### WHAT YOU WILL DO
Pull out every line in the material below that contains the string "tick". Case counts.

____ DATA SECTION

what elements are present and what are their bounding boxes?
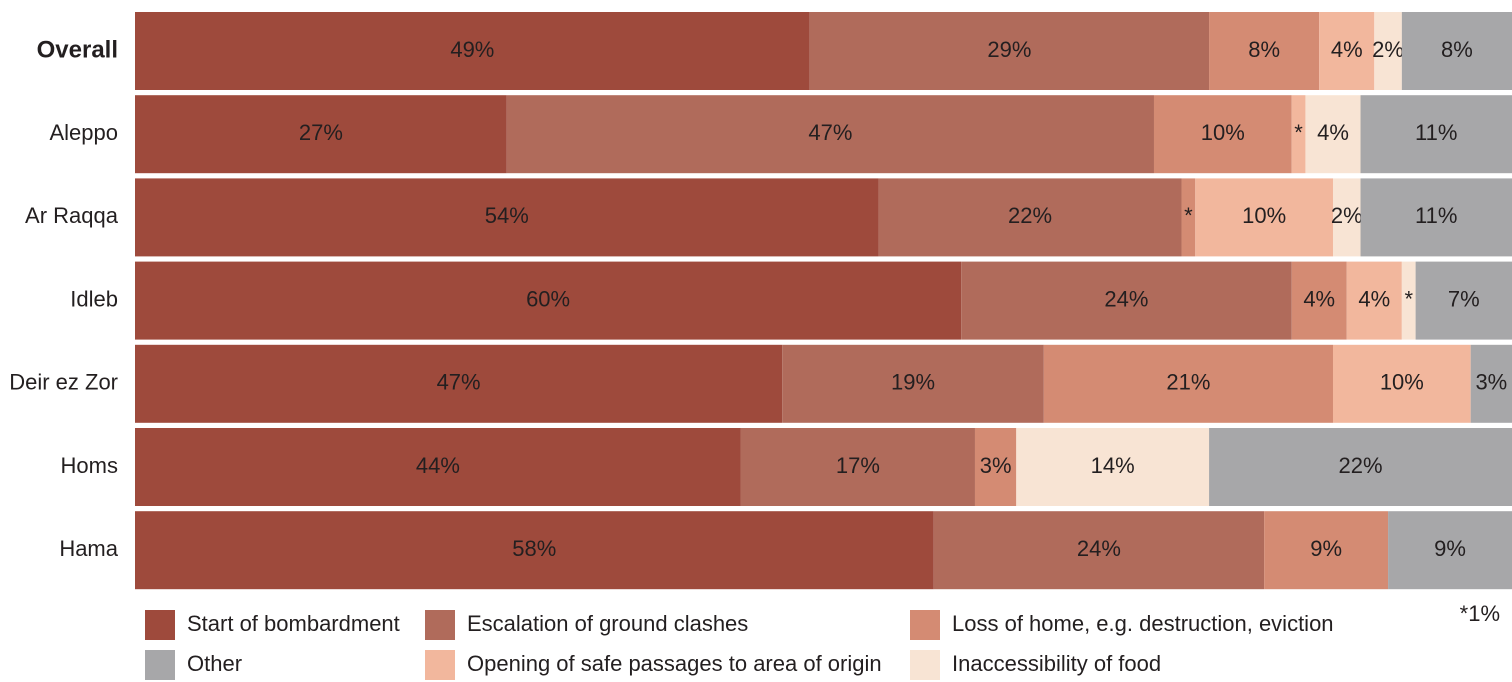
bar-segment (1181, 178, 1196, 257)
y-tick-label: Ar Raqqa (25, 203, 119, 228)
value-label: 47% (437, 370, 481, 395)
y-tick-label: Overall (37, 36, 118, 63)
bar-segment (135, 511, 934, 590)
y-tick-label: Homs (61, 453, 118, 478)
value-label: 54% (485, 203, 529, 228)
value-label: 4% (1303, 286, 1335, 311)
value-label: 27% (299, 120, 343, 145)
value-label: 17% (836, 453, 880, 478)
value-label: * (1404, 286, 1413, 311)
value-label: 11% (1415, 203, 1457, 228)
bar-segment (1016, 428, 1210, 506)
value-label: 24% (1104, 286, 1148, 311)
bar-segment (135, 428, 741, 506)
bar-segment (1360, 178, 1512, 257)
bar-segment (1291, 261, 1347, 340)
value-label: * (1184, 203, 1193, 228)
bar-segment (1291, 95, 1306, 174)
legend-label: Loss of home, e.g. destruction, eviction (952, 611, 1334, 636)
bar-segment (1415, 261, 1512, 340)
legend-label: Inaccessibility of food (952, 651, 1161, 676)
legend-swatch (425, 610, 455, 640)
value-label: 29% (987, 37, 1031, 62)
legend-label: Escalation of ground clashes (467, 611, 748, 636)
value-label: 22% (1008, 203, 1052, 228)
bar-segment (974, 428, 1017, 506)
bar-segment (1305, 95, 1361, 174)
value-label: 22% (1339, 453, 1383, 478)
legend-label: Opening of safe passages to area of orig… (467, 651, 882, 676)
bar-segment (740, 428, 975, 506)
value-label: 4% (1331, 37, 1363, 62)
bar-segment (809, 12, 1210, 90)
value-label: 8% (1248, 37, 1280, 62)
value-label: 44% (416, 453, 460, 478)
y-tick-label: Deir ez Zor (9, 370, 118, 395)
bar-segment (961, 261, 1292, 340)
value-label: 47% (808, 120, 852, 145)
value-label: 10% (1201, 120, 1245, 145)
bar-segment (1470, 344, 1512, 423)
bar-segment (135, 12, 810, 90)
value-label: 7% (1448, 286, 1480, 311)
legend-swatch (910, 610, 940, 640)
value-label: 10% (1380, 370, 1424, 395)
bar-segment (1374, 12, 1402, 90)
bar-segment (782, 344, 1044, 423)
value-label: 9% (1434, 536, 1466, 561)
bar-segment (135, 261, 962, 340)
bar-segment (506, 95, 1154, 174)
bar-segment (1153, 95, 1292, 174)
bar-segment (135, 344, 783, 423)
value-label: 49% (450, 37, 494, 62)
bar-segment (1332, 344, 1471, 423)
bar-segment (1388, 511, 1512, 590)
y-tick-label: Aleppo (49, 120, 118, 145)
y-tick-label: Idleb (70, 286, 118, 311)
y-tick-label: Hama (59, 536, 118, 561)
value-label: 10% (1242, 203, 1286, 228)
bar-segment (933, 511, 1265, 590)
bar-segment (1319, 12, 1375, 90)
value-label: 11% (1415, 120, 1457, 145)
value-label: 9% (1310, 536, 1342, 561)
legend-label: Start of bombardment (187, 611, 400, 636)
bar-segment (1209, 428, 1512, 506)
bar-segment (1332, 178, 1361, 257)
value-label: 19% (891, 370, 935, 395)
bar-segment (135, 95, 507, 174)
value-label: * (1294, 120, 1303, 145)
bar-segment (1264, 511, 1389, 590)
legend-swatch (145, 650, 175, 680)
bar-segment (1195, 178, 1333, 257)
bar-segment (1043, 344, 1333, 423)
value-label: 21% (1166, 370, 1210, 395)
bar-segment (1346, 261, 1402, 340)
value-label: 24% (1077, 536, 1121, 561)
value-label: 3% (980, 453, 1012, 478)
legend-swatch (145, 610, 175, 640)
bar-segment (1401, 261, 1416, 340)
legend-swatch (425, 650, 455, 680)
bar-segment (135, 178, 879, 257)
value-label: 14% (1091, 453, 1135, 478)
value-label: 4% (1317, 120, 1349, 145)
legend-label: Other (187, 651, 242, 676)
bar-segment (1401, 12, 1512, 90)
value-label: 2% (1372, 37, 1404, 62)
value-label: 8% (1441, 37, 1473, 62)
bar-segment (1360, 95, 1512, 174)
value-label: 58% (512, 536, 556, 561)
bar-segment (878, 178, 1182, 257)
value-label: 3% (1475, 370, 1507, 395)
value-label: 2% (1331, 203, 1363, 228)
footnote: *1% (1460, 601, 1500, 626)
value-label: 4% (1358, 286, 1390, 311)
legend-swatch (910, 650, 940, 680)
value-label: 60% (526, 286, 570, 311)
bar-segment (1209, 12, 1320, 90)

________

### SOLUTION FOR THIS TASK
y-tick-label: Ar Raqqa (25, 203, 119, 228)
y-tick-label: Overall (37, 36, 118, 63)
y-tick-label: Homs (61, 453, 118, 478)
y-tick-label: Deir ez Zor (9, 370, 118, 395)
y-tick-label: Aleppo (49, 120, 118, 145)
y-tick-label: Idleb (70, 286, 118, 311)
y-tick-label: Hama (59, 536, 118, 561)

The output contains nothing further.